— start Available data —

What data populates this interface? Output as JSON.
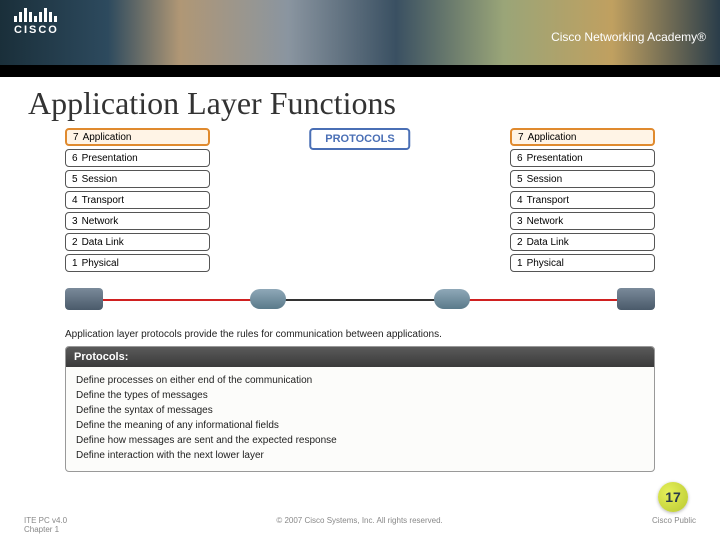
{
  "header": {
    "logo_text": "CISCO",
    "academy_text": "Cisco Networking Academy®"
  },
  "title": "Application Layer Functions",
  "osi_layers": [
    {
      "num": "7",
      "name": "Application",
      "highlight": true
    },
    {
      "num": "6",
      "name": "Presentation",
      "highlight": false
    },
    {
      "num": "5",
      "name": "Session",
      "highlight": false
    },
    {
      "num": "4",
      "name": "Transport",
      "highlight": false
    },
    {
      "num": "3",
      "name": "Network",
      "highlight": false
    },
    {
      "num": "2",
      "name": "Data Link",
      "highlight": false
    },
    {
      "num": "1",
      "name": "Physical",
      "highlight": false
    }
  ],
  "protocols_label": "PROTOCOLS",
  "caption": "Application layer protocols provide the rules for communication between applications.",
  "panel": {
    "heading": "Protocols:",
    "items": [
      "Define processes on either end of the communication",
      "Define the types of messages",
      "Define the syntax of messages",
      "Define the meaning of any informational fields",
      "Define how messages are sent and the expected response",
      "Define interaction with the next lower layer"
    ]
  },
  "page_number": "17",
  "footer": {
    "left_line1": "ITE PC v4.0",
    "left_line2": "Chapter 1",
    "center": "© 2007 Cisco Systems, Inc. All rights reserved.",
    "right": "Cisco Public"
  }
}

— end Available data —

**What the task asks**
Every record must be copied exactly, with images dropped from the result.

**Output of the task**
What data populates this interface? Output as JSON.
{
  "header": {
    "logo_text": "CISCO",
    "academy_text": "Cisco Networking Academy®"
  },
  "title": "Application Layer Functions",
  "osi_layers": [
    {
      "num": "7",
      "name": "Application",
      "highlight": true
    },
    {
      "num": "6",
      "name": "Presentation",
      "highlight": false
    },
    {
      "num": "5",
      "name": "Session",
      "highlight": false
    },
    {
      "num": "4",
      "name": "Transport",
      "highlight": false
    },
    {
      "num": "3",
      "name": "Network",
      "highlight": false
    },
    {
      "num": "2",
      "name": "Data Link",
      "highlight": false
    },
    {
      "num": "1",
      "name": "Physical",
      "highlight": false
    }
  ],
  "protocols_label": "PROTOCOLS",
  "caption": "Application layer protocols provide the rules for communication between applications.",
  "panel": {
    "heading": "Protocols:",
    "items": [
      "Define processes on either end of the communication",
      "Define the types of messages",
      "Define the syntax of messages",
      "Define the meaning of any informational fields",
      "Define how messages are sent and the expected response",
      "Define interaction with the next lower layer"
    ]
  },
  "page_number": "17",
  "footer": {
    "left_line1": "ITE PC v4.0",
    "left_line2": "Chapter 1",
    "center": "© 2007 Cisco Systems, Inc. All rights reserved.",
    "right": "Cisco Public"
  }
}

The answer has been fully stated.